> [Activities]
(a) List the things the reviews of the Jamestown book say bear the name Mayflower, besides the ship.
(b) Carry on the reviews of the Jamestown book from the point where they stop.

[[ Study text, beginning ]]

From Publishers Weekly
The Jamestown story needs retelling, says NYU historian Kupperman (Providence Island) not just because 2007 marks the 400th anniversary of its settlement. It also needs retelling because Americans tend to locate our origins in Plymouth and distance ourselves from Jamestown, which we associate with "greedy, grasping colonists" backed by "arrogant" English patrons. The first decade of Jamestown's history was messy, admits Kupperman, but through that mess, settlers figured out how to make colonization work. Plymouth, in fact, benefited from the lessons learned at Jamestown. What is remarkable is that a colonial outpost on the edge of Virginia, in a not very hospitable location, survived at all. Kupperman, of course, shows how the colonists negotiated relationships with Indians. But her more innovative chapters focus on labor. Colonists began experimenting with tobacco, and colonial elites gradually realized that people were more willing to work when they were laboring for themselves. Backers in England began to think more flexibly about how to create colonial profits. But the dark side of this success story is the institution of indentured servitude, which proved key to Jamestown's success. Kupperman, marrying vivid narration with trenchant analysis, has done the history of Jamestown, and of early America, a great service. 41 b&w illus. (Mar.)
Copyright © Reed Business Information, a division of Reed Elsevier Inc. All rights reserved. --This text refers to the Hardcover edition.

From The Washington Post
Reviewed by Tony Horwitz

All memory is selective, for nations as for individuals. The year 1620 is etched into Plymouth Rock and the minds of most Americans as the birth date of this country. We hallow austere Pilgrims with a day of national gluttony. The Mayflower is iconic -- the name of a moving company, a luxury Washington hotel, and a recent best-seller.

But can you name the three ships that landed English colonists 13 years before the Pilgrims? Identify one person aboard, other than John Smith? Explain why they came and what happened to them?

[[ Study text, end ]]
[[ Given information, beginning ]]

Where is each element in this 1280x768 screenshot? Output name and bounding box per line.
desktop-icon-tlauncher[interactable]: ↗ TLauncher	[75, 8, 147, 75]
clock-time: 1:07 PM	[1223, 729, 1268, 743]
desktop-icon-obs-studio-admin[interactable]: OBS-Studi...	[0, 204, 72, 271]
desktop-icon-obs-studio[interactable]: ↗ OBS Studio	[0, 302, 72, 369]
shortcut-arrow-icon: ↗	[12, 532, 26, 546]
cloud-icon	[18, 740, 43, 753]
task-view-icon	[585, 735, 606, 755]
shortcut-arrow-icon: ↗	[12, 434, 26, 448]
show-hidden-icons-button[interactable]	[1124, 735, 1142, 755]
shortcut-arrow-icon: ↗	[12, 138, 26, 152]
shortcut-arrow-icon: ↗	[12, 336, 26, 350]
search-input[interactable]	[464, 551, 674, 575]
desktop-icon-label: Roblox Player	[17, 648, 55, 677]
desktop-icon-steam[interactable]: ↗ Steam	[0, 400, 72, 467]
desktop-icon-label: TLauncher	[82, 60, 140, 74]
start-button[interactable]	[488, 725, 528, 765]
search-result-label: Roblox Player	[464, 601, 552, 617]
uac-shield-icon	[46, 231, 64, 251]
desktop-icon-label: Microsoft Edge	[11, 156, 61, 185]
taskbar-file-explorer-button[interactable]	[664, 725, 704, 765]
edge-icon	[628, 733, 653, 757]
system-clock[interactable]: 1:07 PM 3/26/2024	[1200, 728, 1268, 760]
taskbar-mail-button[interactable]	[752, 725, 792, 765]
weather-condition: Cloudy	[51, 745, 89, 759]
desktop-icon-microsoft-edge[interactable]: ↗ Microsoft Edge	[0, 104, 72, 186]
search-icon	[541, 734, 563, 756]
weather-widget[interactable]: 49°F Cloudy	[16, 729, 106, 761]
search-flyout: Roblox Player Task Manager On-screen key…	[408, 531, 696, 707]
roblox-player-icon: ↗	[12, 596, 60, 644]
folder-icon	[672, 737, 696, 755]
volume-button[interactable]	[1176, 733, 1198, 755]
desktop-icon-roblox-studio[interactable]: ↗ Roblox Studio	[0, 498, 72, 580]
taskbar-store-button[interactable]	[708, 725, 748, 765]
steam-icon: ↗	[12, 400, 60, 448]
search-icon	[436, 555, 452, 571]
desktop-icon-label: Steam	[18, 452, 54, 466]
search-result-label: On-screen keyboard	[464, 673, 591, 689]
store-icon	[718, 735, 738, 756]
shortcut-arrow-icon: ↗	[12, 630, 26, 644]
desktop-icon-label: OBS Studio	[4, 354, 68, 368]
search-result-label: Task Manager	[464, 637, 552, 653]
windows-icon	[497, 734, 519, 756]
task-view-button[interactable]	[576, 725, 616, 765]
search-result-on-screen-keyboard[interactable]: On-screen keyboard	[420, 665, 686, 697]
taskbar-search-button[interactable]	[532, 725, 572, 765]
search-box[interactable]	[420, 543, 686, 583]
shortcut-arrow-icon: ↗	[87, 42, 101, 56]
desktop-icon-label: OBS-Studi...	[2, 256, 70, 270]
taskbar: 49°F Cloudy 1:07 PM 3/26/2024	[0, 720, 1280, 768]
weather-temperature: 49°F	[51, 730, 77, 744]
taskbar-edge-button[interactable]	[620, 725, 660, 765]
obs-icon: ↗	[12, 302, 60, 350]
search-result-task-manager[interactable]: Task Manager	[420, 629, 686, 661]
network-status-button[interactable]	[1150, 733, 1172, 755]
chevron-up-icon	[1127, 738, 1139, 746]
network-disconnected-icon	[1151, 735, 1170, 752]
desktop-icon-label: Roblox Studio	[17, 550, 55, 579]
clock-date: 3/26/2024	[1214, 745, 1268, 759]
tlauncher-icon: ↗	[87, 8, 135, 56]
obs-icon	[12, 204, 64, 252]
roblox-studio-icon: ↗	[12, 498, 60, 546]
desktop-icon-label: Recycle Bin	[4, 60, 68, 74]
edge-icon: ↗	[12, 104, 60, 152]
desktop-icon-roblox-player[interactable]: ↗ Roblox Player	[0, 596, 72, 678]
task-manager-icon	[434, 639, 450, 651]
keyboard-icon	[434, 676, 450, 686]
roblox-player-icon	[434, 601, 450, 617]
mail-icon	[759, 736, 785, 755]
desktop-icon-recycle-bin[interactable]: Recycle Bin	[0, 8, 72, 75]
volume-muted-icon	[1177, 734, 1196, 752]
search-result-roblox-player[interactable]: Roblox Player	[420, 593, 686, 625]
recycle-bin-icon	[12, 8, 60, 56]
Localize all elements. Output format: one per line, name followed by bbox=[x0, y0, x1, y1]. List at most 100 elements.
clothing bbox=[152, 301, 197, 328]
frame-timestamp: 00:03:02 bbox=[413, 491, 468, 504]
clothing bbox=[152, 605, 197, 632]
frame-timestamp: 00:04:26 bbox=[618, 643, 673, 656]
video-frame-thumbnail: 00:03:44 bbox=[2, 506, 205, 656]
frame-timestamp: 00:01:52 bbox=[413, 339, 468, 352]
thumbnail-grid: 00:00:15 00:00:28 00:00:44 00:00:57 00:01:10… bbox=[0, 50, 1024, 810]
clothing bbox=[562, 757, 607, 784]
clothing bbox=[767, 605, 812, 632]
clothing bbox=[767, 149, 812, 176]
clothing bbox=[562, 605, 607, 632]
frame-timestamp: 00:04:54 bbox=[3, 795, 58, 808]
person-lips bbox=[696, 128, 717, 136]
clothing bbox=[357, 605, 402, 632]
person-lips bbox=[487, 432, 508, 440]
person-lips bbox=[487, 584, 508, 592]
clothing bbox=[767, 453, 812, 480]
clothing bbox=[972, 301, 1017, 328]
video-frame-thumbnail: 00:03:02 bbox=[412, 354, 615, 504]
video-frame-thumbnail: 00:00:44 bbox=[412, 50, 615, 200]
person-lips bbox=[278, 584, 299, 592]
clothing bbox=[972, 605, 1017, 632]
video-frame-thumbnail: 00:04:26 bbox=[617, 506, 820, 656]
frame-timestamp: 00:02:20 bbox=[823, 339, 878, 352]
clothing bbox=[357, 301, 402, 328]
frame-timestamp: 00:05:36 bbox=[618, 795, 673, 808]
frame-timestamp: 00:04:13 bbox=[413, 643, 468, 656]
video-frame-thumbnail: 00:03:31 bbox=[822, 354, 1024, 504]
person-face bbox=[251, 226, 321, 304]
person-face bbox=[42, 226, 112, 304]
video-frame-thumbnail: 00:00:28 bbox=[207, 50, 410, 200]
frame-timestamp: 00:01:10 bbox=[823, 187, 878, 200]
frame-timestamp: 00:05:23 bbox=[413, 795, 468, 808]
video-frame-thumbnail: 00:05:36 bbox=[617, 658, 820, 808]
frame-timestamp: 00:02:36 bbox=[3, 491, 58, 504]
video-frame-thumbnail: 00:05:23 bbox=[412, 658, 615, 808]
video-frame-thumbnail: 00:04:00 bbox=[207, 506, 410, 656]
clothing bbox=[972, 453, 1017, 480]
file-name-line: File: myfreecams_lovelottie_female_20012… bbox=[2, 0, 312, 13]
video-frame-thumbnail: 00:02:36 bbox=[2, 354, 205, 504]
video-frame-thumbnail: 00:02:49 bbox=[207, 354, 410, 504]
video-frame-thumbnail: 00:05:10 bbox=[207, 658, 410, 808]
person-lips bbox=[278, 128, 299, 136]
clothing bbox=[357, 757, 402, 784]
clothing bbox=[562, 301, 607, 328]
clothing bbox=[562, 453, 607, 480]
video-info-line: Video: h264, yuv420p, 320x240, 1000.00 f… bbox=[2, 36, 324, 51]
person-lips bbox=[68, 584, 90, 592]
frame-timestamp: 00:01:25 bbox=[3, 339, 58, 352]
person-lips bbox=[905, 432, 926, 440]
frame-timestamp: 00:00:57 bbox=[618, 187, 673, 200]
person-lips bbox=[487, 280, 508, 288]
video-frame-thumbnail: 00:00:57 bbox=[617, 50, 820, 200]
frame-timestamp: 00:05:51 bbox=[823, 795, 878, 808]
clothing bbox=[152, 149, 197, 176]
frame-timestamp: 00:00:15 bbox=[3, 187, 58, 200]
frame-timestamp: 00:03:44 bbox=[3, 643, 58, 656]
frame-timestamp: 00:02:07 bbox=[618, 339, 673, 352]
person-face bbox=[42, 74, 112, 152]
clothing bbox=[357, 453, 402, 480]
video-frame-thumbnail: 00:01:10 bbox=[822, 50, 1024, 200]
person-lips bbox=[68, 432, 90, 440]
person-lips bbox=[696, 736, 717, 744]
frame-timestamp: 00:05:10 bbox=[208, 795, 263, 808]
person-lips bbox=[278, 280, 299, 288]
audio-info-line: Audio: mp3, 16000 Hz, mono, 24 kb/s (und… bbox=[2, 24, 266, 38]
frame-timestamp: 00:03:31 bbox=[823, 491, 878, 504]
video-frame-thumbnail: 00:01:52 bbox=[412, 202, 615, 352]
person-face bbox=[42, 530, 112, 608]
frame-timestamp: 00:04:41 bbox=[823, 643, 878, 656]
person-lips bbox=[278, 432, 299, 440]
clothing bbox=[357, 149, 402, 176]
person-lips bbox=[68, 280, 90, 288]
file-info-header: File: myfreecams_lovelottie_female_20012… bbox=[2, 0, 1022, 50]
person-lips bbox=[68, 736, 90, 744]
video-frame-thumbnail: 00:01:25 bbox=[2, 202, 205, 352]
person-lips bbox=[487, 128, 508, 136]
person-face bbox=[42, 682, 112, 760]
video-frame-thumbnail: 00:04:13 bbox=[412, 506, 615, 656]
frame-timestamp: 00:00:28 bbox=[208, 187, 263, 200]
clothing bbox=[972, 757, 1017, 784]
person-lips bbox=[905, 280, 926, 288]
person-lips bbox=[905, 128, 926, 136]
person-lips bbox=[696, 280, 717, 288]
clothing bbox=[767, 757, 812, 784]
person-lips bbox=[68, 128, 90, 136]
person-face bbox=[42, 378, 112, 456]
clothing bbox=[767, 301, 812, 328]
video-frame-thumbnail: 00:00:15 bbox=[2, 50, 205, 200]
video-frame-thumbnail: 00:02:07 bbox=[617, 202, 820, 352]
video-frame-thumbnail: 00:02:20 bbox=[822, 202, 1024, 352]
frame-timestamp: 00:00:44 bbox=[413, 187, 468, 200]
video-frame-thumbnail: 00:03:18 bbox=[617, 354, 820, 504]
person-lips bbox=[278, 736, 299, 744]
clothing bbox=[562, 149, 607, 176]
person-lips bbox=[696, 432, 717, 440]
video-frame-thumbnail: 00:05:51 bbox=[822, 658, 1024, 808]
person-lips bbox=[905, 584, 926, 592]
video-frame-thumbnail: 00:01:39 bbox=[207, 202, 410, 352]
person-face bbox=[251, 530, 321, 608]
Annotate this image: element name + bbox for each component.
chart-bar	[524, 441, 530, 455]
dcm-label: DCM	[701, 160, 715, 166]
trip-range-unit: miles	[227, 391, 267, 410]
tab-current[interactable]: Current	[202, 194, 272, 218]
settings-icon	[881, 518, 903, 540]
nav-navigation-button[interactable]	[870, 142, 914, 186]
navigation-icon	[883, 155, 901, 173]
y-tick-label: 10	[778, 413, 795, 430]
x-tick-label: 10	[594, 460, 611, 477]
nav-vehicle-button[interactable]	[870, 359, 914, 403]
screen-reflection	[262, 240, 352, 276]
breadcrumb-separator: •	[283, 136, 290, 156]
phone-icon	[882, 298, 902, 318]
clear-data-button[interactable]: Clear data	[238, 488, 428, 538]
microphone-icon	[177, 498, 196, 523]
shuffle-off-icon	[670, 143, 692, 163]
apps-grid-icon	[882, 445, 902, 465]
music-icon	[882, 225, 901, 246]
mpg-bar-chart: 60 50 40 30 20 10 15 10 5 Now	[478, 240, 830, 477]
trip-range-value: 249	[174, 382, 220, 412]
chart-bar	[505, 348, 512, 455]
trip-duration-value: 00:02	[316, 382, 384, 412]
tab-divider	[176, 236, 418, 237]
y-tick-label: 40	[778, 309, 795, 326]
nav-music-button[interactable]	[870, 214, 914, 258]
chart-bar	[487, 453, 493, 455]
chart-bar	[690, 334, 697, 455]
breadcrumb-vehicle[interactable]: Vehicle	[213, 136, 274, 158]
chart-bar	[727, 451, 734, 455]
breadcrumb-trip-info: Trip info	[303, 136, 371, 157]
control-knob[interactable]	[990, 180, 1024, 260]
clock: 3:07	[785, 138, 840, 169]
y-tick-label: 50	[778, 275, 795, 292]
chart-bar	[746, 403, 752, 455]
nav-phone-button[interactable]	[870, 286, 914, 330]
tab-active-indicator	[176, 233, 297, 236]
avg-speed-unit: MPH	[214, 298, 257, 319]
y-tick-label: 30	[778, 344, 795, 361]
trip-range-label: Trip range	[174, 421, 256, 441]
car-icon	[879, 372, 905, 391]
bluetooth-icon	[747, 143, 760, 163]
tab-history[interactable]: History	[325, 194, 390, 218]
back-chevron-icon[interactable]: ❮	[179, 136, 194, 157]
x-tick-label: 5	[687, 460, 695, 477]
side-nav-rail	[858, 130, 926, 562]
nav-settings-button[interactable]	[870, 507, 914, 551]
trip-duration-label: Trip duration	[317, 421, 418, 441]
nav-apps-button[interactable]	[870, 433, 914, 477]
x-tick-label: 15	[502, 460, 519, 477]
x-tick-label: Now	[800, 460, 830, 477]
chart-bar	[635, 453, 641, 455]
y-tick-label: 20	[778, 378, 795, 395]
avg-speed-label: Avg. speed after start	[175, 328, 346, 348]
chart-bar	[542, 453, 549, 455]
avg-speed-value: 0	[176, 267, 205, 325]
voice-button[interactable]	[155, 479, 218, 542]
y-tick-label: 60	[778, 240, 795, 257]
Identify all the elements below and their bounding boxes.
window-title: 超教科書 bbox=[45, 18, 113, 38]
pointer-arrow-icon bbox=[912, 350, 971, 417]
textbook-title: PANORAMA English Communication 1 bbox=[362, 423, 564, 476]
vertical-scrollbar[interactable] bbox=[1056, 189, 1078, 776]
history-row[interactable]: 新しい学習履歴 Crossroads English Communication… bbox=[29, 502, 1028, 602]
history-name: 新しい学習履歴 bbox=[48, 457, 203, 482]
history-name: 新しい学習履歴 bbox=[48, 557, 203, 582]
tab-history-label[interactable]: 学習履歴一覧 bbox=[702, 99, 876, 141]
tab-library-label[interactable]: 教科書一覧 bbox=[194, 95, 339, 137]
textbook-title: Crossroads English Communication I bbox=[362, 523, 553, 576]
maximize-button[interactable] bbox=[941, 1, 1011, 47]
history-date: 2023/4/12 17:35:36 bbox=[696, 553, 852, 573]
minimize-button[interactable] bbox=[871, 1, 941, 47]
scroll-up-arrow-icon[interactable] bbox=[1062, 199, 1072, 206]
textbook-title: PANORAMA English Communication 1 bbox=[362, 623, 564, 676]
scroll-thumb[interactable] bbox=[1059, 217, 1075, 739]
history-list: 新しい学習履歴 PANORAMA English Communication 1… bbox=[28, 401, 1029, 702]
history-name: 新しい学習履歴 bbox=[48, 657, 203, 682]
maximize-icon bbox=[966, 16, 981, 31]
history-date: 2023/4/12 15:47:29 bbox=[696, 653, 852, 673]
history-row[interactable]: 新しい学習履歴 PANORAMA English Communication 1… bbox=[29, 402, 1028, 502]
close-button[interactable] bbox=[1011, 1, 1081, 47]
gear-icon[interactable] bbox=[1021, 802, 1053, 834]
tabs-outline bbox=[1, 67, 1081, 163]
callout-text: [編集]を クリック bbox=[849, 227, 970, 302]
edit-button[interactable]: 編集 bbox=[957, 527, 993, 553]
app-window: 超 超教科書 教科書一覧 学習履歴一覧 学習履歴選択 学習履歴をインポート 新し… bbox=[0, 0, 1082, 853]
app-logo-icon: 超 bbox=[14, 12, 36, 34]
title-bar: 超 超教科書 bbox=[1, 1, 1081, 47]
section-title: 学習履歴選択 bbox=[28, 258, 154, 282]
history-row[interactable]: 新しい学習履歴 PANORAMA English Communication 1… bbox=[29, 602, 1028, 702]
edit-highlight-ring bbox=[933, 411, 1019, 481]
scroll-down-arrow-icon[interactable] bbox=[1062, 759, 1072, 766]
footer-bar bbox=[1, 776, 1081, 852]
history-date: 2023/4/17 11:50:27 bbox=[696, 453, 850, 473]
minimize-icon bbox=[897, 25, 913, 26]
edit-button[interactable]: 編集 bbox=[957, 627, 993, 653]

[[ Given information, end ]]

> [Your responses]
(a) A moving company, a luxury Washington hotel, and a recent best-seller.

(b)
Jamestown's 400th birthday arrives this year with a fleet of books to stir Americans from their historical amnesia. This awakening should be a snap. The saga of early Virginia has knights, knaves, shipwrecks, naked Indian dancers (cooing to sex-starved Englishmen, "Love you not me?" ),and plenty of smoking and drinking. It's pulp nonfiction compared to the family-friendly tale of pious Pilgrims dining with gentle Indians.

But the tawdry side of Jamestown also helps explain why its founding has rarely been enshrined as the nativity of English America. As Karen Ordahl Kupperman observes in The Jamestown Project, "This is the creation story from hell." Instead of Thanksgiving, there's the spectacle of starved colonists eating rats, shoes, excrement and each other. One man even killed, carved up and salted his pregnant wife. He was promptly tortured and executed, like many others at Jamestown, a settlement plagued by crime, mutiny and indolence. Rather than grow food, colonists extorted it from Indians. The English ultimately thrived by exporting tobacco and importing Africans. Small wonder that Americans have traditionally abridged Jamestown's story to a single scene: Pocahontas's romantic rescue of John Smith.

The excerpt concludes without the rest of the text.